Exercise objective
Please count the rows that contain the word "generating". Give only the number.

[Dataset items]
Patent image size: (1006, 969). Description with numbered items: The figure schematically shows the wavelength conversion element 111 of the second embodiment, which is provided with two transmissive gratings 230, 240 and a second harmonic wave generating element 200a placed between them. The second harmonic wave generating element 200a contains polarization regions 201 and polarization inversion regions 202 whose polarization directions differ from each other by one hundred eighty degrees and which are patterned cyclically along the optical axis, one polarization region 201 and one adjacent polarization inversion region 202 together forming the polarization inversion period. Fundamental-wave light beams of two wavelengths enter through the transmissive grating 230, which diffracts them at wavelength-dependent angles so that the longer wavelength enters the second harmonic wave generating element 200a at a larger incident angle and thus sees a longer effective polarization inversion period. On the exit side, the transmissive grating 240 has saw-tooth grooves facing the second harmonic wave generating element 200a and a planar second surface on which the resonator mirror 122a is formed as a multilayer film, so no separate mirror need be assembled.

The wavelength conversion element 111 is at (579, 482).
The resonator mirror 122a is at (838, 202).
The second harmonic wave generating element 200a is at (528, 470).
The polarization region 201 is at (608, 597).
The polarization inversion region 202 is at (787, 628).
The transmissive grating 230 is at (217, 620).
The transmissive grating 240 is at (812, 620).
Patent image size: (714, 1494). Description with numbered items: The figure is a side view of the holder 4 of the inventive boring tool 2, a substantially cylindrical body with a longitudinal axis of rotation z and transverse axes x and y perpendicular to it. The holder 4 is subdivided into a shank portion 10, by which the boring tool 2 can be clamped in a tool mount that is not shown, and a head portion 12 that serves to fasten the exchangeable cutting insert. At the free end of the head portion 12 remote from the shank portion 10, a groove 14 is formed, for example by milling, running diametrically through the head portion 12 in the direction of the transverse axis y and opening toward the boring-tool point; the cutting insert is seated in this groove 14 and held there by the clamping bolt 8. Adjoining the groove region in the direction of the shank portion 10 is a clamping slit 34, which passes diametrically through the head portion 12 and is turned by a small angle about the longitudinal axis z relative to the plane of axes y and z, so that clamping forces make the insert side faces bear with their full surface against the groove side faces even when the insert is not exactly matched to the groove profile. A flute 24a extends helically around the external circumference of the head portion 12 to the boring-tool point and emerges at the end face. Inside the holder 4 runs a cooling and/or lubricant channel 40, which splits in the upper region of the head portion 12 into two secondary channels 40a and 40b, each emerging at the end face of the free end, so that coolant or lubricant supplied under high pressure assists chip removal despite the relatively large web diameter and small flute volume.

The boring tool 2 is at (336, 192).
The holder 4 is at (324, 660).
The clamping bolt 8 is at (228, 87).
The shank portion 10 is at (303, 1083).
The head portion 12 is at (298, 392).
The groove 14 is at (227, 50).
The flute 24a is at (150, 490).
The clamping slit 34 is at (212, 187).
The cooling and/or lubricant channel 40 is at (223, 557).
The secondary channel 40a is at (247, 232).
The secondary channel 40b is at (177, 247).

Correct output
2